WHAT YOU ARE ASKED TO DO: Write out each entry, exactly the way it appears.

DATASET ENTRIES:
>>>>>

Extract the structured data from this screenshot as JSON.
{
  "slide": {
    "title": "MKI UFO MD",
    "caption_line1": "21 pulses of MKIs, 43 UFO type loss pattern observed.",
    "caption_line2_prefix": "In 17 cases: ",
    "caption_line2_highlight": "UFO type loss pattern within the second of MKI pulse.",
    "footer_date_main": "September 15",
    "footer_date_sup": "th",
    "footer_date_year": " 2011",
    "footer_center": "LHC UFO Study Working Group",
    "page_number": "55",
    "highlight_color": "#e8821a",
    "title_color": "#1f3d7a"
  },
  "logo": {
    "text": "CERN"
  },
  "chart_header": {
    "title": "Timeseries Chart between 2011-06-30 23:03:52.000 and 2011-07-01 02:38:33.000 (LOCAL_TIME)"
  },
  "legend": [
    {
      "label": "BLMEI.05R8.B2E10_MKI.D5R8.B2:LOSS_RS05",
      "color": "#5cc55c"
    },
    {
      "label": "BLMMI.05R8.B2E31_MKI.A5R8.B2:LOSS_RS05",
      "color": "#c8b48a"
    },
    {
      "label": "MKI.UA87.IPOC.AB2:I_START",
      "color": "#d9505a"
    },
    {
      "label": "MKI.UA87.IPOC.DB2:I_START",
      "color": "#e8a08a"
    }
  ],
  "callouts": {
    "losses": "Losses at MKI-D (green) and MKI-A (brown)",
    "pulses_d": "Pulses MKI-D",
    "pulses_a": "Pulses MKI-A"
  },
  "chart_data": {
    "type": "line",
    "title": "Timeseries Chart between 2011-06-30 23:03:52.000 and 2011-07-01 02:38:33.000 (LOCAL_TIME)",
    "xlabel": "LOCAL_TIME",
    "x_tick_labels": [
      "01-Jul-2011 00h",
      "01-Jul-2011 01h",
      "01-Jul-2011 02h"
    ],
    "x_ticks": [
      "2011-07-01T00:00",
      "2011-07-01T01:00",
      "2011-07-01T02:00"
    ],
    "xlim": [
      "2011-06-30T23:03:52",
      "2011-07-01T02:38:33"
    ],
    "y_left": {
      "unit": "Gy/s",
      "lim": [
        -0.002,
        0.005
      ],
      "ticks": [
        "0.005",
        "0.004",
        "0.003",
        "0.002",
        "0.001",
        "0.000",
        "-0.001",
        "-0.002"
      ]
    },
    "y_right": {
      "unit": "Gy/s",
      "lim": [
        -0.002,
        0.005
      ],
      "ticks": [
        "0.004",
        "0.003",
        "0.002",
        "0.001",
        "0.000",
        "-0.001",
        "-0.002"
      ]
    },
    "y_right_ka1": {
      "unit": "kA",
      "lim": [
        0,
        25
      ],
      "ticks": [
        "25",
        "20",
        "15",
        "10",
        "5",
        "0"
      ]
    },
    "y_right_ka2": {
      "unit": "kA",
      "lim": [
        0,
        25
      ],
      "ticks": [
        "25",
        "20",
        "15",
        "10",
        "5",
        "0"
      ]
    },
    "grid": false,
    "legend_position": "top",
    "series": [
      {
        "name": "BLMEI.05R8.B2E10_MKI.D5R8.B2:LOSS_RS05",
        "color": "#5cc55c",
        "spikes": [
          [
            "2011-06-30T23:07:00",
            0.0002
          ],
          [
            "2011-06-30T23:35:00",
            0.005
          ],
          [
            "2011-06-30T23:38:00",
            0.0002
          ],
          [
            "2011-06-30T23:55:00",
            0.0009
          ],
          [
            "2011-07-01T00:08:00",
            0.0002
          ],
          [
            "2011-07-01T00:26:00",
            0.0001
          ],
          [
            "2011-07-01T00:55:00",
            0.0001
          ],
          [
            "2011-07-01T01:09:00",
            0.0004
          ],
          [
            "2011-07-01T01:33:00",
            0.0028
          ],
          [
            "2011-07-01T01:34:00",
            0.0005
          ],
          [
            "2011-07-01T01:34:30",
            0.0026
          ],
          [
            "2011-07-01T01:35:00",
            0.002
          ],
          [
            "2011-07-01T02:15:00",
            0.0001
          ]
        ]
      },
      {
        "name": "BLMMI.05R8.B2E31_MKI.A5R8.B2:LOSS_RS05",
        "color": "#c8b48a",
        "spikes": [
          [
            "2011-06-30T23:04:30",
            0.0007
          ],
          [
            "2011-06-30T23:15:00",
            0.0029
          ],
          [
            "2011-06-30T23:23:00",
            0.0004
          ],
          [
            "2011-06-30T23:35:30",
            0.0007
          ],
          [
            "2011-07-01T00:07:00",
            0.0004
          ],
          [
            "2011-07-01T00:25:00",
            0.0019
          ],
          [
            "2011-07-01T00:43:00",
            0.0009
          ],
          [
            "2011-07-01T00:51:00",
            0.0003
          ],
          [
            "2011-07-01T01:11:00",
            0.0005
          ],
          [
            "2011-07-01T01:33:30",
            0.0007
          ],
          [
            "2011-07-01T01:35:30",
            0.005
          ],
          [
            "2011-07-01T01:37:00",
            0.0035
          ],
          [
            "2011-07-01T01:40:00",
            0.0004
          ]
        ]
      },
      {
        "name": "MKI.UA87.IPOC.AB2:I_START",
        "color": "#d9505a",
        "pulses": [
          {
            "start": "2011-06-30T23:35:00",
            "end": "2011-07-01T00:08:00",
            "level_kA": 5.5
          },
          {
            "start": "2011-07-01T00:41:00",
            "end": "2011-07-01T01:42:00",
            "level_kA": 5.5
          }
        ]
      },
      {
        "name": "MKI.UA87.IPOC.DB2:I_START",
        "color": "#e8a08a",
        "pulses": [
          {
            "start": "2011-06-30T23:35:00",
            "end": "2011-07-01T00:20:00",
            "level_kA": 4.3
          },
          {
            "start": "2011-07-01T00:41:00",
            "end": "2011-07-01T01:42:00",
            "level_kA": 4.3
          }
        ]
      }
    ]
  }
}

<<<<<

RESPONSE TO THE EXERCISE:
Extract the structured data from this screenshot as JSON.
{
  "slide": {
    "title": "MKI UFO MD",
    "caption_line1": "21 pulses of MKIs, 43 UFO type loss pattern observed.",
    "caption_line2_prefix": "In 17 cases: ",
    "caption_line2_highlight": "UFO type loss pattern within the second of MKI pulse.",
    "footer_date_main": "September 15",
    "footer_date_sup": "th",
    "footer_date_year": " 2011",
    "footer_center": "LHC UFO Study Working Group",
    "page_number": "55",
    "highlight_color": "#e8821a",
    "title_color": "#1f3d7a"
  },
  "logo": {
    "text": "CERN"
  },
  "chart_header": {
    "title": "Timeseries Chart between 2011-06-30 23:03:52.000 and 2011-07-01 02:38:33.000 (LOCAL_TIME)"
  },
  "legend": [
    {
      "label": "BLMEI.05R8.B2E10_MKI.D5R8.B2:LOSS_RS05",
      "color": "#5cc55c"
    },
    {
      "label": "BLMMI.05R8.B2E31_MKI.A5R8.B2:LOSS_RS05",
      "color": "#c8b48a"
    },
    {
      "label": "MKI.UA87.IPOC.AB2:I_START",
      "color": "#d9505a"
    },
    {
      "label": "MKI.UA87.IPOC.DB2:I_START",
      "color": "#e8a08a"
    }
  ],
  "callouts": {
    "losses": "Losses at MKI-D (green) and MKI-A (brown)",
    "pulses_d": "Pulses MKI-D",
    "pulses_a": "Pulses MKI-A"
  },
  "chart_data": {
    "type": "line",
    "title": "Timeseries Chart between 2011-06-30 23:03:52.000 and 2011-07-01 02:38:33.000 (LOCAL_TIME)",
    "xlabel": "LOCAL_TIME",
    "x_tick_labels": [
      "01-Jul-2011 00h",
      "01-Jul-2011 01h",
      "01-Jul-2011 02h"
    ],
    "x_ticks": [
      "2011-07-01T00:00",
      "2011-07-01T01:00",
      "2011-07-01T02:00"
    ],
    "xlim": [
      "2011-06-30T23:03:52",
      "2011-07-01T02:38:33"
    ],
    "y_left": {
      "unit": "Gy/s",
      "lim": [
        -0.002,
        0.005
      ],
      "ticks": [
        "0.005",
        "0.004",
        "0.003",
        "0.002",
        "0.001",
        "0.000",
        "-0.001",
        "-0.002"
      ]
    },
    "y_right": {
      "unit": "Gy/s",
      "lim": [
        -0.002,
        0.005
      ],
      "ticks": [
        "0.004",
        "0.003",
        "0.002",
        "0.001",
        "0.000",
        "-0.001",
        "-0.002"
      ]
    },
    "y_right_ka1": {
      "unit": "kA",
      "lim": [
        0,
        25
      ],
      "ticks": [
        "25",
        "20",
        "15",
        "10",
        "5",
        "0"
      ]
    },
    "y_right_ka2": {
      "unit": "kA",
      "lim": [
        0,
        25
      ],
      "ticks": [
        "25",
        "20",
        "15",
        "10",
        "5",
        "0"
      ]
    },
    "grid": false,
    "legend_position": "top",
    "series": [
      {
        "name": "BLMEI.05R8.B2E10_MKI.D5R8.B2:LOSS_RS05",
        "color": "#5cc55c",
        "spikes": [
          [
            "2011-06-30T23:07:00",
            0.0002
          ],
          [
            "2011-06-30T23:35:00",
            0.005
          ],
          [
            "2011-06-30T23:38:00",
            0.0002
          ],
          [
            "2011-06-30T23:55:00",
            0.0009
          ],
          [
            "2011-07-01T00:08:00",
            0.0002
          ],
          [
            "2011-07-01T00:26:00",
            0.0001
          ],
          [
            "2011-07-01T00:55:00",
            0.0001
          ],
          [
            "2011-07-01T01:09:00",
            0.0004
          ],
          [
            "2011-07-01T01:33:00",
            0.0028
          ],
          [
            "2011-07-01T01:34:00",
            0.0005
          ],
          [
            "2011-07-01T01:34:30",
            0.0026
          ],
          [
            "2011-07-01T01:35:00",
            0.002
          ],
          [
            "2011-07-01T02:15:00",
            0.0001
          ]
        ]
      },
      {
        "name": "BLMMI.05R8.B2E31_MKI.A5R8.B2:LOSS_RS05",
        "color": "#c8b48a",
        "spikes": [
          [
            "2011-06-30T23:04:30",
            0.0007
          ],
          [
            "2011-06-30T23:15:00",
            0.0029
          ],
          [
            "2011-06-30T23:23:00",
            0.0004
          ],
          [
            "2011-06-30T23:35:30",
            0.0007
          ],
          [
            "2011-07-01T00:07:00",
            0.0004
          ],
          [
            "2011-07-01T00:25:00",
            0.0019
          ],
          [
            "2011-07-01T00:43:00",
            0.0009
          ],
          [
            "2011-07-01T00:51:00",
            0.0003
          ],
          [
            "2011-07-01T01:11:00",
            0.0005
          ],
          [
            "2011-07-01T01:33:30",
            0.0007
          ],
          [
            "2011-07-01T01:35:30",
            0.005
          ],
          [
            "2011-07-01T01:37:00",
            0.0035
          ],
          [
            "2011-07-01T01:40:00",
            0.0004
          ]
        ]
      },
      {
        "name": "MKI.UA87.IPOC.AB2:I_START",
        "color": "#d9505a",
        "pulses": [
          {
            "start": "2011-06-30T23:35:00",
            "end": "2011-07-01T00:08:00",
            "level_kA": 5.5
          },
          {
            "start": "2011-07-01T00:41:00",
            "end": "2011-07-01T01:42:00",
            "level_kA": 5.5
          }
        ]
      },
      {
        "name": "MKI.UA87.IPOC.DB2:I_START",
        "color": "#e8a08a",
        "pulses": [
          {
            "start": "2011-06-30T23:35:00",
            "end": "2011-07-01T00:20:00",
            "level_kA": 4.3
          },
          {
            "start": "2011-07-01T00:41:00",
            "end": "2011-07-01T01:42:00",
            "level_kA": 4.3
          }
        ]
      }
    ]
  }
}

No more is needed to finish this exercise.